• Written request
Extract all lines that hold "rccim" from the records below.
··········
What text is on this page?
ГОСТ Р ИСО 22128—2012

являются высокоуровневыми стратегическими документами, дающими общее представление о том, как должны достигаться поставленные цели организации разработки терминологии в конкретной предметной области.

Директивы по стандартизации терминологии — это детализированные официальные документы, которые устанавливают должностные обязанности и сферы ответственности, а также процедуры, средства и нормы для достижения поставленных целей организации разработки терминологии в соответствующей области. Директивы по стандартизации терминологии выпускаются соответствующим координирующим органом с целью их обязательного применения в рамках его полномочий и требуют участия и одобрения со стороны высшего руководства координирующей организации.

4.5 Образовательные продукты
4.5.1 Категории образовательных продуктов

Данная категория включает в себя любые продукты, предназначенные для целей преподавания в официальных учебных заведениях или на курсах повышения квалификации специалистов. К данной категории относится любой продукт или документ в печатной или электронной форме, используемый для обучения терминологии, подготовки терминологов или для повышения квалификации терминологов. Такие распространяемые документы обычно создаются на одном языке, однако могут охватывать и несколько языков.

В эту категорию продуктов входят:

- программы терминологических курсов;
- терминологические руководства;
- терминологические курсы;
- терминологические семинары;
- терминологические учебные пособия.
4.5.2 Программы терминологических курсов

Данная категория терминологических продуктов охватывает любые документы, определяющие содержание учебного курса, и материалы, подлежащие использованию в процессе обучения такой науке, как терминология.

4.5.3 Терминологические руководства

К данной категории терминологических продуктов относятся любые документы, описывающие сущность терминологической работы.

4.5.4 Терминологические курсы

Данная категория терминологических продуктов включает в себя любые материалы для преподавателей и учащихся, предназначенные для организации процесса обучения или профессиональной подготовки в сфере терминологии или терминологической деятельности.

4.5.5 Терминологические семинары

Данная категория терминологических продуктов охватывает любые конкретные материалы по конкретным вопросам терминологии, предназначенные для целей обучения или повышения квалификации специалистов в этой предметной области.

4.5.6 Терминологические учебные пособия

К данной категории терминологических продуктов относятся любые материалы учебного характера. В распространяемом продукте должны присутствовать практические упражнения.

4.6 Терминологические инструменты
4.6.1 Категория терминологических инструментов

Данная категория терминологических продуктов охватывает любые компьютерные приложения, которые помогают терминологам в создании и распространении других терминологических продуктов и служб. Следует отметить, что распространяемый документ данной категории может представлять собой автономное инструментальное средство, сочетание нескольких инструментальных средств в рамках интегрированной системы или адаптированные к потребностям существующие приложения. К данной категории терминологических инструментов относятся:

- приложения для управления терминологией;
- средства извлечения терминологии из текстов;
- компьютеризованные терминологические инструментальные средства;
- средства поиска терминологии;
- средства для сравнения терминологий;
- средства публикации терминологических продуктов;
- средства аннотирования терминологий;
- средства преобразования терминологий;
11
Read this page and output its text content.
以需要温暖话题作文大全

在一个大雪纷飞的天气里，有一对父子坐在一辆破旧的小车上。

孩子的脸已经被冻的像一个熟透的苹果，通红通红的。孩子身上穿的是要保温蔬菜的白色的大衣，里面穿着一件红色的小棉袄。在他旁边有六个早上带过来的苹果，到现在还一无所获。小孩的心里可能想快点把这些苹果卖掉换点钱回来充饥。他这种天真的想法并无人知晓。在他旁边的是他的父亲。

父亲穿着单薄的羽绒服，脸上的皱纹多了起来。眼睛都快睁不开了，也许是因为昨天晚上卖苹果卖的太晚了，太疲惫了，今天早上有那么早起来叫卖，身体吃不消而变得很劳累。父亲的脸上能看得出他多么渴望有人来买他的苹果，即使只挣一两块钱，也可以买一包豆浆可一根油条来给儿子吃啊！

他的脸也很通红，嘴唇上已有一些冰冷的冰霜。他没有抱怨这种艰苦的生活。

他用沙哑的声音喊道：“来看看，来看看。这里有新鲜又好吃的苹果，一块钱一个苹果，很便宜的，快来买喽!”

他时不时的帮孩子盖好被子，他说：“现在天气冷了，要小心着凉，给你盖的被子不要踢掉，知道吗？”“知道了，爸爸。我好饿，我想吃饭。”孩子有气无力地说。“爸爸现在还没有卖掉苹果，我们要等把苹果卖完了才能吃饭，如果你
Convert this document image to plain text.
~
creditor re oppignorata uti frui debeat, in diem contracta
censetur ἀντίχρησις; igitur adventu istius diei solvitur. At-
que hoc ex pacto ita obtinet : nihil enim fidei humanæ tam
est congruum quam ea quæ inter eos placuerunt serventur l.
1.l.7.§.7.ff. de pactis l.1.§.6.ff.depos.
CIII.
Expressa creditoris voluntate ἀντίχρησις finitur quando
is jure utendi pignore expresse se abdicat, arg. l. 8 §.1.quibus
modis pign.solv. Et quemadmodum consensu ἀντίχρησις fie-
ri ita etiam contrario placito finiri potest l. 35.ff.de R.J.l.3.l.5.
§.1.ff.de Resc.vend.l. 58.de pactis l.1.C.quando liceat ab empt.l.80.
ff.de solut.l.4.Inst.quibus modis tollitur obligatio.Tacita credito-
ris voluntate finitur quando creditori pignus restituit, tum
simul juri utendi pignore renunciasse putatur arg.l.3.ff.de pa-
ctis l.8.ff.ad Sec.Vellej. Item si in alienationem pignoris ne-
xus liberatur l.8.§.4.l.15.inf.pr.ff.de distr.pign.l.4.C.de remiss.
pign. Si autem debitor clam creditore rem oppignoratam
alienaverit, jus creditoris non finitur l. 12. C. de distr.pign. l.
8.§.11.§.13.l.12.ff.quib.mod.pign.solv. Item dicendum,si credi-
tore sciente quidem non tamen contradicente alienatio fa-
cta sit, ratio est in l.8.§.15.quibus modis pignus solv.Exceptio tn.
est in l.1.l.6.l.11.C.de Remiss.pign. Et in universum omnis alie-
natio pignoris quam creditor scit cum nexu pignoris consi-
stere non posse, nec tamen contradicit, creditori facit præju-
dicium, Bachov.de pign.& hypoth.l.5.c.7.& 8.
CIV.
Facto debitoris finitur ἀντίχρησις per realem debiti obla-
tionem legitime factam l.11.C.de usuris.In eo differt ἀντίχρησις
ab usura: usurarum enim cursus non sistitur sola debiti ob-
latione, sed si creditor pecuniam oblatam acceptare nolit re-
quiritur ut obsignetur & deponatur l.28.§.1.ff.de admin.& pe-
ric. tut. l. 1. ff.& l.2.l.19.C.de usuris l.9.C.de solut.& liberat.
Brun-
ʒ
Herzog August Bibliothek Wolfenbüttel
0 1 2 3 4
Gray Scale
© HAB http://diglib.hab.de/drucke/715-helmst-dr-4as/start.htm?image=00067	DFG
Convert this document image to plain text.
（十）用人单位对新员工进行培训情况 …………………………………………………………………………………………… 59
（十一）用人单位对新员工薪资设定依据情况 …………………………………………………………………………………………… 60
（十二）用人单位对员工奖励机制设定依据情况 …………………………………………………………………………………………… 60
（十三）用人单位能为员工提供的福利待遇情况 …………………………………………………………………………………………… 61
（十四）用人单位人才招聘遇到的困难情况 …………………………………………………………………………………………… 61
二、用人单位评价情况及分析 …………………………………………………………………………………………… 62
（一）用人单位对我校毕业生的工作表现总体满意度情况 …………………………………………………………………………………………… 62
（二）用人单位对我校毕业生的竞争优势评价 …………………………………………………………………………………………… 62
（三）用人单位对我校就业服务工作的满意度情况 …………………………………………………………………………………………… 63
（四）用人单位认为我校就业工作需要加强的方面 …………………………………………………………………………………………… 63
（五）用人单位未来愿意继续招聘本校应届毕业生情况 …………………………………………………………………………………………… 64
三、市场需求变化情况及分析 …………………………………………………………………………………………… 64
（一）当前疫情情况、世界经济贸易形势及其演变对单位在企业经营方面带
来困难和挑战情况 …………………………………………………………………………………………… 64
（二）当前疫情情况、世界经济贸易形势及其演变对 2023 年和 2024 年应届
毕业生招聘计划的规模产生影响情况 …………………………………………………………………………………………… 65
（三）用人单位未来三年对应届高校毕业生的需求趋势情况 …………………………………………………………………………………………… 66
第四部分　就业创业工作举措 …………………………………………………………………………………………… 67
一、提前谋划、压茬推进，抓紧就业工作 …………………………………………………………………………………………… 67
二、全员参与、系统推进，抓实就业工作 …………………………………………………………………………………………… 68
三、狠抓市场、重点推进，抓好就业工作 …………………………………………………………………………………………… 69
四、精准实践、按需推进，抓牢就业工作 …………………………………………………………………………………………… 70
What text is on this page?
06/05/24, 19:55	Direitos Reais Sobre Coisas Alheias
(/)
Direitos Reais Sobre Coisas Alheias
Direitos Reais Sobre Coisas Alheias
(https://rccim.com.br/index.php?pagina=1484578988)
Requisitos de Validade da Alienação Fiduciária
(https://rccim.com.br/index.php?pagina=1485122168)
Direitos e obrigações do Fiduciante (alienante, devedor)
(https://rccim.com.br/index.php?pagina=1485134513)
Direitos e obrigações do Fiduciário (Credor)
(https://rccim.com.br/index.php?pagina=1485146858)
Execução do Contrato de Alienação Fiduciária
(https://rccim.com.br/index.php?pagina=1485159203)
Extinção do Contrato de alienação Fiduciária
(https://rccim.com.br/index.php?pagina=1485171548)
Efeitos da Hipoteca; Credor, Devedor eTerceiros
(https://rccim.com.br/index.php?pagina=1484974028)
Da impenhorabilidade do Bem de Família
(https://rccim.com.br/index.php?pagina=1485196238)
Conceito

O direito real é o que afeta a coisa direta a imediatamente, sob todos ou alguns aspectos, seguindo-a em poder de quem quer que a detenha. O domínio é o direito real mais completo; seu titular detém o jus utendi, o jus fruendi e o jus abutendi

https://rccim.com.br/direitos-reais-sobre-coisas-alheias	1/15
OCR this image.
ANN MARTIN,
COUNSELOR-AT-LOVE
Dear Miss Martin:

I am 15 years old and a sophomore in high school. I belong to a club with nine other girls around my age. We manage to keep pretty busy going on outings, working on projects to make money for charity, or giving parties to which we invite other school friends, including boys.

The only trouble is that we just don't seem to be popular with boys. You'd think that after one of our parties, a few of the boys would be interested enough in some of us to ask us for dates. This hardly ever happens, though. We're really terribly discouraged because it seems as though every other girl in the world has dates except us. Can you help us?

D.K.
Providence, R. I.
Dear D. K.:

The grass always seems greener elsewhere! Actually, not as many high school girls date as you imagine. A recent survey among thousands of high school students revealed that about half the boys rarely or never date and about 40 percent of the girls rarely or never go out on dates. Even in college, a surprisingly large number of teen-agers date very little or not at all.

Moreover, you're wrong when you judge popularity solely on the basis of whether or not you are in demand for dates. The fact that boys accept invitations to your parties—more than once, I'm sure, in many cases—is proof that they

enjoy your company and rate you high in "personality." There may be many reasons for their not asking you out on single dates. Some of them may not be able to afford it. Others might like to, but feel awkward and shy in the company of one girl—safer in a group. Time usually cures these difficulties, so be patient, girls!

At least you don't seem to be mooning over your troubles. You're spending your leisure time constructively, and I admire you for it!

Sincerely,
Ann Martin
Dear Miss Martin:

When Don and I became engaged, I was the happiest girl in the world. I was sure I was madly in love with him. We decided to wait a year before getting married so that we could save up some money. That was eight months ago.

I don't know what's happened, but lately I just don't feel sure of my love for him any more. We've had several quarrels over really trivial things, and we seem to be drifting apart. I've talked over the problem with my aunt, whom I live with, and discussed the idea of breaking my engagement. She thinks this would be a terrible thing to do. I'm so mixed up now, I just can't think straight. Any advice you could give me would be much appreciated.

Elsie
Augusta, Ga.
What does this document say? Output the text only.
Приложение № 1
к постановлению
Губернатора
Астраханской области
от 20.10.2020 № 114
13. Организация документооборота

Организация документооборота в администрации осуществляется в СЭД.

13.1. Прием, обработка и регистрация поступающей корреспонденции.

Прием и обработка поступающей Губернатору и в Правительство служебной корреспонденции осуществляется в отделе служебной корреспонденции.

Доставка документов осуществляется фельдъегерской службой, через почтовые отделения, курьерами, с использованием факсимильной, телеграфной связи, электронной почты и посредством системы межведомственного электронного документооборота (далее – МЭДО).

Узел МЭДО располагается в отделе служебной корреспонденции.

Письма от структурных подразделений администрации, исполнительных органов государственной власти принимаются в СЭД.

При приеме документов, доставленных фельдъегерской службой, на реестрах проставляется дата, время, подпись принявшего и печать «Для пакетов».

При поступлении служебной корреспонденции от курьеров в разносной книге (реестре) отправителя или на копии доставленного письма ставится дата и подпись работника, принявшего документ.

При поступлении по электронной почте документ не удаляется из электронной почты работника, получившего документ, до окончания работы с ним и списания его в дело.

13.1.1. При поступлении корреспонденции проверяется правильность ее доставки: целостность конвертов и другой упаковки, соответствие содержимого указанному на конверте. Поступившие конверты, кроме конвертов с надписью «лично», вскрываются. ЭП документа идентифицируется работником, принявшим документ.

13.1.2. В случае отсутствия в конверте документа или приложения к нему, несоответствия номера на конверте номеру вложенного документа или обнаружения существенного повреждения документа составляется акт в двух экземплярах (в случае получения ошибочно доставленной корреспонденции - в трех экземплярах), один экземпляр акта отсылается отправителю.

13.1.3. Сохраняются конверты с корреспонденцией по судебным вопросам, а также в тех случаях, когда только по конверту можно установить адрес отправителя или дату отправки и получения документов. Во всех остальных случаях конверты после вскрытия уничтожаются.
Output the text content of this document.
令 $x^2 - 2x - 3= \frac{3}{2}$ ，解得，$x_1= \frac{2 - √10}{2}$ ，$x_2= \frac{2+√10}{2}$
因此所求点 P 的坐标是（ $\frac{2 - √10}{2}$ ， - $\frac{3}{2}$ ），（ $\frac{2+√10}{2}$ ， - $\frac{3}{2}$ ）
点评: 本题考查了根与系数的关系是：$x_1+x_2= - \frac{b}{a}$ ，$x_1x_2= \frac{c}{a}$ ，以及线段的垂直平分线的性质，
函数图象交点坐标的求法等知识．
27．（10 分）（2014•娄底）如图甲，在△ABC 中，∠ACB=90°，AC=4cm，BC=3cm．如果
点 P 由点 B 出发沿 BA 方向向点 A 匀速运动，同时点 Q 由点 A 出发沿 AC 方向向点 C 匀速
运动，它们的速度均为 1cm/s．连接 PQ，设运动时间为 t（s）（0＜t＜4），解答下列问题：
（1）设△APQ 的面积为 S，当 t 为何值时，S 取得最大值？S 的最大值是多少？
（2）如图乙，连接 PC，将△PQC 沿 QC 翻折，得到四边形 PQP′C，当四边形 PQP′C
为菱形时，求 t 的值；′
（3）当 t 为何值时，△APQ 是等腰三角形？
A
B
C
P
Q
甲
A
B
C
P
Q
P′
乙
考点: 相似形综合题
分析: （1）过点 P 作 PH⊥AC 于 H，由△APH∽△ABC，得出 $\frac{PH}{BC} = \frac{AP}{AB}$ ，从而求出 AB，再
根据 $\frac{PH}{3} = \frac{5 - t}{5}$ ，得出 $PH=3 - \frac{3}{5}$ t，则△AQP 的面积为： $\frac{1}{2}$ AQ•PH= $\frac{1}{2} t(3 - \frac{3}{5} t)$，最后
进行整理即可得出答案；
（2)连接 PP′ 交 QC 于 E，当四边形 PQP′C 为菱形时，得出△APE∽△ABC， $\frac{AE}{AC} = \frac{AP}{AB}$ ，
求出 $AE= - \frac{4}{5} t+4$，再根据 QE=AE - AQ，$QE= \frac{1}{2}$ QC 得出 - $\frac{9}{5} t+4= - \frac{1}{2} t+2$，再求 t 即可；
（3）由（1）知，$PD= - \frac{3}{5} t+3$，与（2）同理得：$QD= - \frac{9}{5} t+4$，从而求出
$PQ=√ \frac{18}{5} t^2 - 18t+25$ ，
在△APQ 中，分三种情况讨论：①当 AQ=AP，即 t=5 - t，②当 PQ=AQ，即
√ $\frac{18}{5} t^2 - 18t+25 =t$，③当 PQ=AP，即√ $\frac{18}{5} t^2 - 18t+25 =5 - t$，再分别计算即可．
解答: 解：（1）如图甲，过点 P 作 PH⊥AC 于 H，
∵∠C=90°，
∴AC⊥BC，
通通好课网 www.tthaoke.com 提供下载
··········
• Response to this task
(https://rccim.com.br/index.php?pagina=1484578988)
(https://rccim.com.br/index.php?pagina=1485122168)
(https://rccim.com.br/index.php?pagina=1485134513)
(https://rccim.com.br/index.php?pagina=1485146858)
(https://rccim.com.br/index.php?pagina=1485159203)
(https://rccim.com.br/index.php?pagina=1485171548)
(https://rccim.com.br/index.php?pagina=1484974028)
(https://rccim.com.br/index.php?pagina=1485196238)
https://rccim.com.br/direitos-reais-sobre-coisas-alheias	1/15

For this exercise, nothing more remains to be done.